> [Direction]
Copy out these items line for line, leaving out the pictures.

Annotated element listings
■ ■ ■ ■ ■ ■ ■
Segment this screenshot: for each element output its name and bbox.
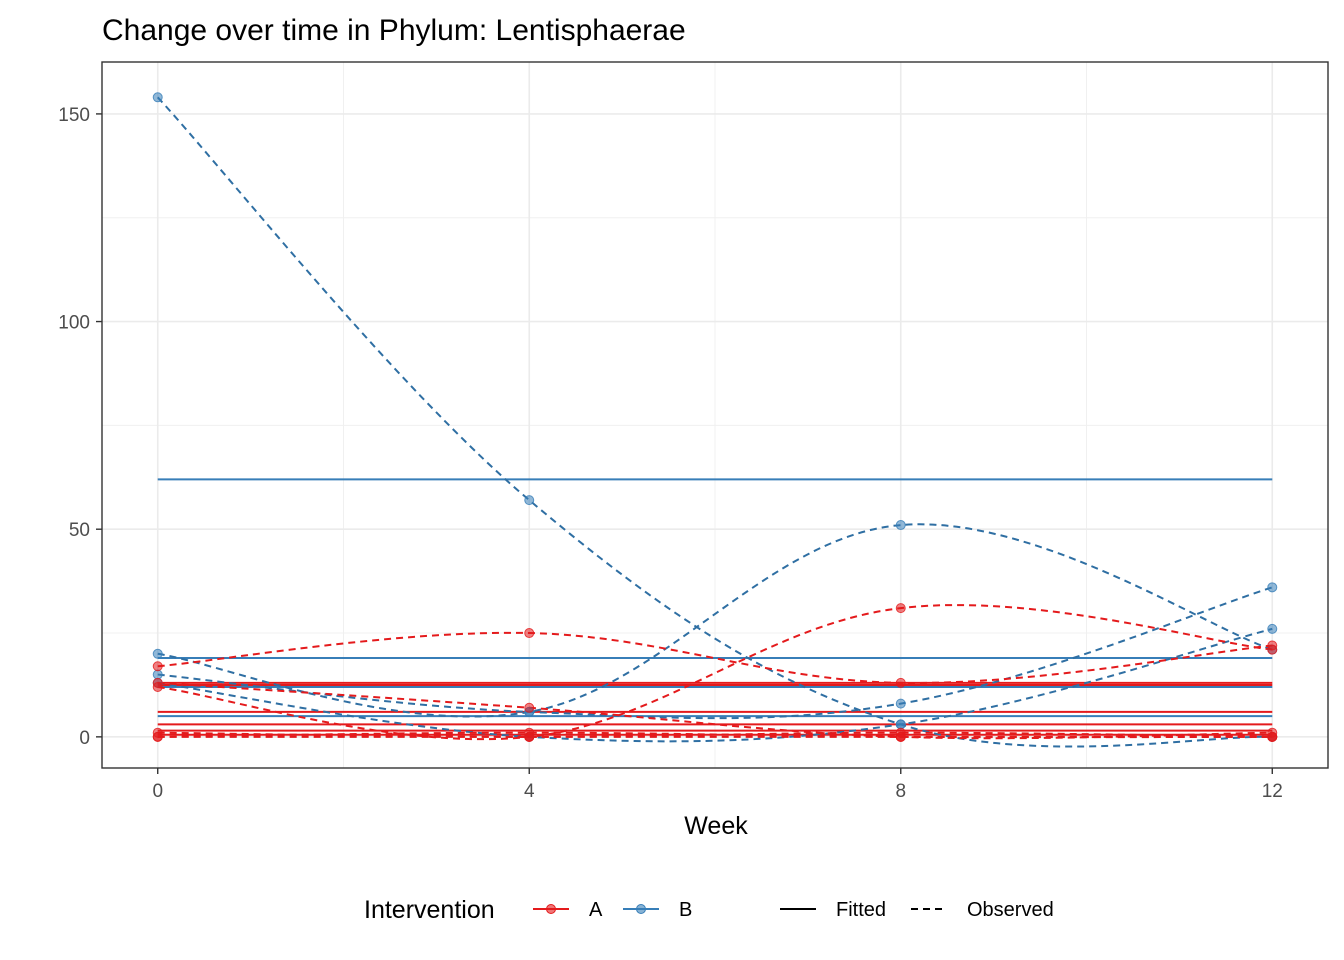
y-tick-label: 100 — [58, 313, 90, 334]
data-point-a — [895, 677, 906, 688]
x-tick-label: 4 — [524, 781, 535, 802]
data-point-a — [524, 702, 535, 713]
observed-lines — [156, 96, 1273, 748]
x-tick-label: 8 — [895, 781, 906, 802]
legend-label-a: A — [589, 899, 603, 921]
legend-title: Intervention — [364, 896, 495, 924]
data-point-a — [895, 727, 906, 738]
data-point-a — [1267, 644, 1278, 655]
y-tick-label: 50 — [69, 520, 90, 541]
y-tick-label: 0 — [79, 728, 90, 749]
x-tick-label: 0 — [152, 781, 163, 802]
data-point-a — [524, 628, 535, 639]
data-point-b — [895, 698, 906, 709]
axes: 0 4 8 12 0 50 100 150 — [58, 105, 1283, 802]
y-tick-label: 150 — [58, 105, 90, 126]
legend: Intervention A B Fitted Observed — [364, 896, 1054, 924]
chart-title: Change over time in Phylum: Lentisphaera… — [102, 14, 686, 47]
legend-point-a — [546, 904, 556, 914]
data-point-a — [1267, 731, 1278, 742]
grid-lines — [102, 62, 1328, 768]
legend-label-b: B — [679, 899, 692, 921]
observed-line-a — [157, 731, 1273, 738]
legend-label-observed: Observed — [967, 899, 1054, 921]
plot-panel-border — [101, 61, 1329, 769]
data-point-a — [895, 603, 906, 614]
data-point-b — [152, 669, 163, 680]
data-point-b — [524, 495, 535, 506]
data-point-b — [152, 648, 163, 659]
data-point-b — [895, 520, 906, 531]
legend-label-fitted: Fitted — [836, 899, 886, 921]
data-point-a — [152, 727, 163, 738]
observed-line-a — [157, 631, 1273, 684]
observed-points — [152, 92, 1278, 742]
data-point-a — [152, 682, 163, 693]
x-axis-title: Week — [684, 812, 748, 840]
observed-line-b — [156, 96, 1273, 748]
data-point-b — [1267, 623, 1278, 634]
observed-line-b — [157, 523, 1273, 718]
observed-line-b — [157, 627, 1273, 743]
x-tick-label: 12 — [1262, 781, 1283, 802]
data-point-a — [524, 731, 535, 742]
data-point-b — [1267, 582, 1278, 593]
data-point-a — [152, 661, 163, 672]
legend-point-b — [636, 904, 646, 914]
data-point-b — [152, 92, 163, 103]
data-point-b — [895, 719, 906, 730]
observed-line-a — [157, 681, 1273, 740]
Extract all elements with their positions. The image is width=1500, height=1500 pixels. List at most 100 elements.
■ ■ ■ ■ ■ ■ ■
> [Full output]
Segment this screenshot: for each element output its name and bbox.
y-tick-label: 100 — [58, 313, 90, 334]
data-point-a — [895, 677, 906, 688]
x-tick-label: 4 — [524, 781, 535, 802]
data-point-a — [524, 702, 535, 713]
observed-lines — [156, 96, 1273, 748]
x-tick-label: 8 — [895, 781, 906, 802]
legend-label-a: A — [589, 899, 603, 921]
legend-title: Intervention — [364, 896, 495, 924]
data-point-a — [895, 727, 906, 738]
data-point-a — [1267, 644, 1278, 655]
y-tick-label: 50 — [69, 520, 90, 541]
y-tick-label: 0 — [79, 728, 90, 749]
x-tick-label: 0 — [152, 781, 163, 802]
data-point-a — [524, 628, 535, 639]
data-point-b — [895, 698, 906, 709]
axes: 0 4 8 12 0 50 100 150 — [58, 105, 1283, 802]
y-tick-label: 150 — [58, 105, 90, 126]
legend: Intervention A B Fitted Observed — [364, 896, 1054, 924]
chart-title: Change over time in Phylum: Lentisphaera… — [102, 14, 686, 47]
legend-point-a — [546, 904, 556, 914]
data-point-a — [1267, 731, 1278, 742]
grid-lines — [102, 62, 1328, 768]
legend-label-b: B — [679, 899, 692, 921]
observed-line-a — [157, 731, 1273, 738]
legend-label-observed: Observed — [967, 899, 1054, 921]
plot-panel-border — [101, 61, 1329, 769]
data-point-a — [895, 603, 906, 614]
data-point-b — [152, 669, 163, 680]
data-point-b — [524, 495, 535, 506]
data-point-b — [152, 648, 163, 659]
data-point-b — [895, 520, 906, 531]
legend-label-fitted: Fitted — [836, 899, 886, 921]
data-point-a — [152, 727, 163, 738]
observed-line-a — [157, 631, 1273, 684]
observed-points — [152, 92, 1278, 742]
data-point-a — [152, 682, 163, 693]
x-axis-title: Week — [684, 812, 748, 840]
observed-line-b — [156, 96, 1273, 748]
data-point-b — [1267, 623, 1278, 634]
observed-line-b — [157, 523, 1273, 718]
observed-line-b — [157, 627, 1273, 743]
x-tick-label: 12 — [1262, 781, 1283, 802]
data-point-a — [524, 731, 535, 742]
data-point-b — [1267, 582, 1278, 593]
data-point-a — [152, 661, 163, 672]
legend-point-b — [636, 904, 646, 914]
data-point-b — [152, 92, 163, 103]
data-point-b — [895, 719, 906, 730]
observed-line-a — [157, 681, 1273, 740]
Extract all elements with their positions. The image is width=1500, height=1500 pixels. List at most 100 elements.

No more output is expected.